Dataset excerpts
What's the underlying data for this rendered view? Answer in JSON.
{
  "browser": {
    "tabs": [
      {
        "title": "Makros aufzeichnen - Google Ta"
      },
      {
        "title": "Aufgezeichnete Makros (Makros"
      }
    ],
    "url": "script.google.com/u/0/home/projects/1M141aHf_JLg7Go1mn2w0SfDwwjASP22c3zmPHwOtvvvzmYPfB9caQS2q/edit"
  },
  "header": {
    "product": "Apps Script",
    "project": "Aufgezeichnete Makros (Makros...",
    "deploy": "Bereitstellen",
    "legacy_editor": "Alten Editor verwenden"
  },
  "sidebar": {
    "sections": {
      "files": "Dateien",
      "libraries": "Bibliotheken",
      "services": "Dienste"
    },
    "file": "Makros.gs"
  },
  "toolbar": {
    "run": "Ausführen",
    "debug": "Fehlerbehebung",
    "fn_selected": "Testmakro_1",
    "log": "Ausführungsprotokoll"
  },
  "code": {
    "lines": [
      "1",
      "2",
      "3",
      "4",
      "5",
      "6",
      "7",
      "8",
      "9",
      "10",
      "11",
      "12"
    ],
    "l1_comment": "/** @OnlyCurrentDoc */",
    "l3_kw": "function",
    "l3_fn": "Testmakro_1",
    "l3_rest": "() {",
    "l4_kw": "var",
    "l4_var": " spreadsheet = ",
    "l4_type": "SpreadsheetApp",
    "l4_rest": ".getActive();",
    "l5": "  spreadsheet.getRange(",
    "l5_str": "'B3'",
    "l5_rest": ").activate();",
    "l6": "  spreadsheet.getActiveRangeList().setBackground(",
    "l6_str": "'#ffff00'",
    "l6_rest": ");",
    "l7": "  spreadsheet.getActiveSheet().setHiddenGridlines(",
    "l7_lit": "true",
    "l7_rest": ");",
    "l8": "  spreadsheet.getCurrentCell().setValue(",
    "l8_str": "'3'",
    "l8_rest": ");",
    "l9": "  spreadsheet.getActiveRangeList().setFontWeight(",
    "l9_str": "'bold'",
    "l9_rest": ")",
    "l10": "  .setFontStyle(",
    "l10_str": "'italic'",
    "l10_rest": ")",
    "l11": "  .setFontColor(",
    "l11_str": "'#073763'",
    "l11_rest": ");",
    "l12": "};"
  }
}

• Exercise objective:
From the listing above, copy every line that includes the word "getActiveRangeList".

• Solution:
    "l6": "  spreadsheet.getActiveRangeList().setBackground(",
    "l9": "  spreadsheet.getActiveRangeList().setFontWeight(",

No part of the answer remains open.